- Stated task:
Print every entry exactly as written.

===== The input =====

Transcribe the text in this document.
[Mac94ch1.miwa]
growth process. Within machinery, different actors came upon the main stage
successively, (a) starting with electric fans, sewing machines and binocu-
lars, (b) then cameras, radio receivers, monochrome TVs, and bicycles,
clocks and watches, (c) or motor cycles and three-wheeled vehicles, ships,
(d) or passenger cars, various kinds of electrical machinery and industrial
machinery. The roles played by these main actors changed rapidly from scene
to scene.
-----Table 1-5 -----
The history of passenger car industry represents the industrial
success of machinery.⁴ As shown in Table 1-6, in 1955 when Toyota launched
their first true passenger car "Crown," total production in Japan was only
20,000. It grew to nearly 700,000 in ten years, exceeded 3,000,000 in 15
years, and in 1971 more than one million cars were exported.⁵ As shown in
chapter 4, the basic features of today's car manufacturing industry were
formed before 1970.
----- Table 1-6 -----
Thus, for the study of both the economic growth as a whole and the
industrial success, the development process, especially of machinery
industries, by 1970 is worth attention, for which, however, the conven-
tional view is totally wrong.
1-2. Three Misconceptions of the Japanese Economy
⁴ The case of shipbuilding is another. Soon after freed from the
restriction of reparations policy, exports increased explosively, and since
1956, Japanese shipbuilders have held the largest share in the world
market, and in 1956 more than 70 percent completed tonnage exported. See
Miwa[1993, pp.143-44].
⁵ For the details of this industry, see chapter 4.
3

=====

- Answer in full:
Transcribe the text in this document.
[Mac94ch1.miwa]
growth process. Within machinery, different actors came upon the main stage
successively, (a) starting with electric fans, sewing machines and binocu-
lars, (b) then cameras, radio receivers, monochrome TVs, and bicycles,
clocks and watches, (c) or motor cycles and three-wheeled vehicles, ships,
(d) or passenger cars, various kinds of electrical machinery and industrial
machinery. The roles played by these main actors changed rapidly from scene
to scene.
-----Table 1-5 -----
The history of passenger car industry represents the industrial
success of machinery.⁴ As shown in Table 1-6, in 1955 when Toyota launched
their first true passenger car "Crown," total production in Japan was only
20,000. It grew to nearly 700,000 in ten years, exceeded 3,000,000 in 15
years, and in 1971 more than one million cars were exported.⁵ As shown in
chapter 4, the basic features of today's car manufacturing industry were
formed before 1970.
----- Table 1-6 -----
Thus, for the study of both the economic growth as a whole and the
industrial success, the development process, especially of machinery
industries, by 1970 is worth attention, for which, however, the conven-
tional view is totally wrong.
1-2. Three Misconceptions of the Japanese Economy
⁴ The case of shipbuilding is another. Soon after freed from the
restriction of reparations policy, exports increased explosively, and since
1956, Japanese shipbuilders have held the largest share in the world
market, and in 1956 more than 70 percent completed tonnage exported. See
Miwa[1993, pp.143-44].
⁵ For the details of this industry, see chapter 4.
3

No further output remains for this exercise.